INSTRUCTIONS FOR THE TASK = Write each line out exactly, leaving none out.

MATERIAL PROVIDED =
____

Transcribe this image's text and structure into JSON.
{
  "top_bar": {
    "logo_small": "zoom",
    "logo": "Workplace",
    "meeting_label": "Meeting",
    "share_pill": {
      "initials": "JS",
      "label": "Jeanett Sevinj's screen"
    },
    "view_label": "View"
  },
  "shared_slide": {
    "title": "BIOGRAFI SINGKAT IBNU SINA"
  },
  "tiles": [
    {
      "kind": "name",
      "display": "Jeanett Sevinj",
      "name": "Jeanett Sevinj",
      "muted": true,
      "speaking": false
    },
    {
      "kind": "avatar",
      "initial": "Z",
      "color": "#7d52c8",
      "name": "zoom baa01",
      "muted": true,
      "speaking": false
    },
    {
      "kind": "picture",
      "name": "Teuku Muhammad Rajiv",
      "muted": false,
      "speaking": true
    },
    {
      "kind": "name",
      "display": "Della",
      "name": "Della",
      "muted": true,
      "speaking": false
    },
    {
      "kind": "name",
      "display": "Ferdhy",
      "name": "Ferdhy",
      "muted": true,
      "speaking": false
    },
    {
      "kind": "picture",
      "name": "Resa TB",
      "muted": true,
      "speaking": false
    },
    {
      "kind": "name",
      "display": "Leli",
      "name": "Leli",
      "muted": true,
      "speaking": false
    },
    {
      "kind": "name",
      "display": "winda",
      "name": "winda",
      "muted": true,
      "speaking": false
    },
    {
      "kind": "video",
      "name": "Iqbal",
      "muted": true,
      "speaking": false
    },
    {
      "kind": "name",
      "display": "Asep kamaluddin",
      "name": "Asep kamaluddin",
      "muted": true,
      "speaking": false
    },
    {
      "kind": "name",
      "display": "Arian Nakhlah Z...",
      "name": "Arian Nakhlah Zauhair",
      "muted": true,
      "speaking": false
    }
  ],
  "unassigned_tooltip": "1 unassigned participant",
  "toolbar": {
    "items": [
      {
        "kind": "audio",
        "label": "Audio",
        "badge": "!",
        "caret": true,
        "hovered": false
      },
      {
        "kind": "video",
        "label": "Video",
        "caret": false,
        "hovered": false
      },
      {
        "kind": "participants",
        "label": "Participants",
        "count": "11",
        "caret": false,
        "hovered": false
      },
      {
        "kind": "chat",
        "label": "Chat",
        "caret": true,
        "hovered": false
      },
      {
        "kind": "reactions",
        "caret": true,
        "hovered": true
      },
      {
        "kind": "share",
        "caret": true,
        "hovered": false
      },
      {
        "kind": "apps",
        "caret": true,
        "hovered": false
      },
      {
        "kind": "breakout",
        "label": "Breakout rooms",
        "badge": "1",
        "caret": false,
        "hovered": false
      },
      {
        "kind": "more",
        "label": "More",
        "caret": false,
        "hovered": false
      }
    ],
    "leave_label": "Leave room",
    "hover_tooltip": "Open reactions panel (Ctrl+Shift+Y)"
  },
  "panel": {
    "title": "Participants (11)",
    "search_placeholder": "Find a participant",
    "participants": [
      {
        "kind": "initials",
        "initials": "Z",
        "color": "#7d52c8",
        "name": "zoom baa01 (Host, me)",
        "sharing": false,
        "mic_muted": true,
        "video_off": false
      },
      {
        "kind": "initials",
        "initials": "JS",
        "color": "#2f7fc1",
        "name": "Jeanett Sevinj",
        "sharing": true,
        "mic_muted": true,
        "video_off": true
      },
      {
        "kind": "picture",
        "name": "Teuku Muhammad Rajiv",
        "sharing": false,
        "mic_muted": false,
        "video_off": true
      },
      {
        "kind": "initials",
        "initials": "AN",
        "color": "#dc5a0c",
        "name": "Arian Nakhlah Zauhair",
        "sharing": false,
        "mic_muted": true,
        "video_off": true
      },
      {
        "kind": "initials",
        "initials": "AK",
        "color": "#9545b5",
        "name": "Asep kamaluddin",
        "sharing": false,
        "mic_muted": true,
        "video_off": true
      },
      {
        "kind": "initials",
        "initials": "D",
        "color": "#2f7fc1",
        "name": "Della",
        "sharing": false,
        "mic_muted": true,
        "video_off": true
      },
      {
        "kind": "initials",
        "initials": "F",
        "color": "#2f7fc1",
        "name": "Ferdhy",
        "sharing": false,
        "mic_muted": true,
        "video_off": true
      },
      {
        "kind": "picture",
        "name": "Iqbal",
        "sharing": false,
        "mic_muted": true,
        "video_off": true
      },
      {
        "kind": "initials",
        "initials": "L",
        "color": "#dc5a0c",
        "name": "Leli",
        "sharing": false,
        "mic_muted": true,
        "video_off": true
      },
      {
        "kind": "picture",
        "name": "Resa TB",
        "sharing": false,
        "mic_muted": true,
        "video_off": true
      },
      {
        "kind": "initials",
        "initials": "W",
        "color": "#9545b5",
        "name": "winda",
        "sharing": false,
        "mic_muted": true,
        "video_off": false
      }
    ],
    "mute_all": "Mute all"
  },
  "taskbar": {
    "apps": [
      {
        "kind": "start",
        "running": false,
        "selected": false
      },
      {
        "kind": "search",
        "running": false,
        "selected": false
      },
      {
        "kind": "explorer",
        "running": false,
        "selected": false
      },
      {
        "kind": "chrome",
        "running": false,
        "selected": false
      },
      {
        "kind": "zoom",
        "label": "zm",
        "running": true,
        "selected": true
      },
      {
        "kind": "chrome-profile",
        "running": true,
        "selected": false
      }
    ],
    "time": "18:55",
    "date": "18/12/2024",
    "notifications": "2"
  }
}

____

EXERCISE RESPONSE =
Transcribe this image's text and structure into JSON.
{
  "top_bar": {
    "logo_small": "zoom",
    "logo": "Workplace",
    "meeting_label": "Meeting",
    "share_pill": {
      "initials": "JS",
      "label": "Jeanett Sevinj's screen"
    },
    "view_label": "View"
  },
  "shared_slide": {
    "title": "BIOGRAFI SINGKAT IBNU SINA"
  },
  "tiles": [
    {
      "kind": "name",
      "display": "Jeanett Sevinj",
      "name": "Jeanett Sevinj",
      "muted": true,
      "speaking": false
    },
    {
      "kind": "avatar",
      "initial": "Z",
      "color": "#7d52c8",
      "name": "zoom baa01",
      "muted": true,
      "speaking": false
    },
    {
      "kind": "picture",
      "name": "Teuku Muhammad Rajiv",
      "muted": false,
      "speaking": true
    },
    {
      "kind": "name",
      "display": "Della",
      "name": "Della",
      "muted": true,
      "speaking": false
    },
    {
      "kind": "name",
      "display": "Ferdhy",
      "name": "Ferdhy",
      "muted": true,
      "speaking": false
    },
    {
      "kind": "picture",
      "name": "Resa TB",
      "muted": true,
      "speaking": false
    },
    {
      "kind": "name",
      "display": "Leli",
      "name": "Leli",
      "muted": true,
      "speaking": false
    },
    {
      "kind": "name",
      "display": "winda",
      "name": "winda",
      "muted": true,
      "speaking": false
    },
    {
      "kind": "video",
      "name": "Iqbal",
      "muted": true,
      "speaking": false
    },
    {
      "kind": "name",
      "display": "Asep kamaluddin",
      "name": "Asep kamaluddin",
      "muted": true,
      "speaking": false
    },
    {
      "kind": "name",
      "display": "Arian Nakhlah Z...",
      "name": "Arian Nakhlah Zauhair",
      "muted": true,
      "speaking": false
    }
  ],
  "unassigned_tooltip": "1 unassigned participant",
  "toolbar": {
    "items": [
      {
        "kind": "audio",
        "label": "Audio",
        "badge": "!",
        "caret": true,
        "hovered": false
      },
      {
        "kind": "video",
        "label": "Video",
        "caret": false,
        "hovered": false
      },
      {
        "kind": "participants",
        "label": "Participants",
        "count": "11",
        "caret": false,
        "hovered": false
      },
      {
        "kind": "chat",
        "label": "Chat",
        "caret": true,
        "hovered": false
      },
      {
        "kind": "reactions",
        "caret": true,
        "hovered": true
      },
      {
        "kind": "share",
        "caret": true,
        "hovered": false
      },
      {
        "kind": "apps",
        "caret": true,
        "hovered": false
      },
      {
        "kind": "breakout",
        "label": "Breakout rooms",
        "badge": "1",
        "caret": false,
        "hovered": false
      },
      {
        "kind": "more",
        "label": "More",
        "caret": false,
        "hovered": false
      }
    ],
    "leave_label": "Leave room",
    "hover_tooltip": "Open reactions panel (Ctrl+Shift+Y)"
  },
  "panel": {
    "title": "Participants (11)",
    "search_placeholder": "Find a participant",
    "participants": [
      {
        "kind": "initials",
        "initials": "Z",
        "color": "#7d52c8",
        "name": "zoom baa01 (Host, me)",
        "sharing": false,
        "mic_muted": true,
        "video_off": false
      },
      {
        "kind": "initials",
        "initials": "JS",
        "color": "#2f7fc1",
        "name": "Jeanett Sevinj",
        "sharing": true,
        "mic_muted": true,
        "video_off": true
      },
      {
        "kind": "picture",
        "name": "Teuku Muhammad Rajiv",
        "sharing": false,
        "mic_muted": false,
        "video_off": true
      },
      {
        "kind": "initials",
        "initials": "AN",
        "color": "#dc5a0c",
        "name": "Arian Nakhlah Zauhair",
        "sharing": false,
        "mic_muted": true,
        "video_off": true
      },
      {
        "kind": "initials",
        "initials": "AK",
        "color": "#9545b5",
        "name": "Asep kamaluddin",
        "sharing": false,
        "mic_muted": true,
        "video_off": true
      },
      {
        "kind": "initials",
        "initials": "D",
        "color": "#2f7fc1",
        "name": "Della",
        "sharing": false,
        "mic_muted": true,
        "video_off": true
      },
      {
        "kind": "initials",
        "initials": "F",
        "color": "#2f7fc1",
        "name": "Ferdhy",
        "sharing": false,
        "mic_muted": true,
        "video_off": true
      },
      {
        "kind": "picture",
        "name": "Iqbal",
        "sharing": false,
        "mic_muted": true,
        "video_off": true
      },
      {
        "kind": "initials",
        "initials": "L",
        "color": "#dc5a0c",
        "name": "Leli",
        "sharing": false,
        "mic_muted": true,
        "video_off": true
      },
      {
        "kind": "picture",
        "name": "Resa TB",
        "sharing": false,
        "mic_muted": true,
        "video_off": true
      },
      {
        "kind": "initials",
        "initials": "W",
        "color": "#9545b5",
        "name": "winda",
        "sharing": false,
        "mic_muted": true,
        "video_off": false
      }
    ],
    "mute_all": "Mute all"
  },
  "taskbar": {
    "apps": [
      {
        "kind": "start",
        "running": false,
        "selected": false
      },
      {
        "kind": "search",
        "running": false,
        "selected": false
      },
      {
        "kind": "explorer",
        "running": false,
        "selected": false
      },
      {
        "kind": "chrome",
        "running": false,
        "selected": false
      },
      {
        "kind": "zoom",
        "label": "zm",
        "running": true,
        "selected": true
      },
      {
        "kind": "chrome-profile",
        "running": true,
        "selected": false
      }
    ],
    "time": "18:55",
    "date": "18/12/2024",
    "notifications": "2"
  }
}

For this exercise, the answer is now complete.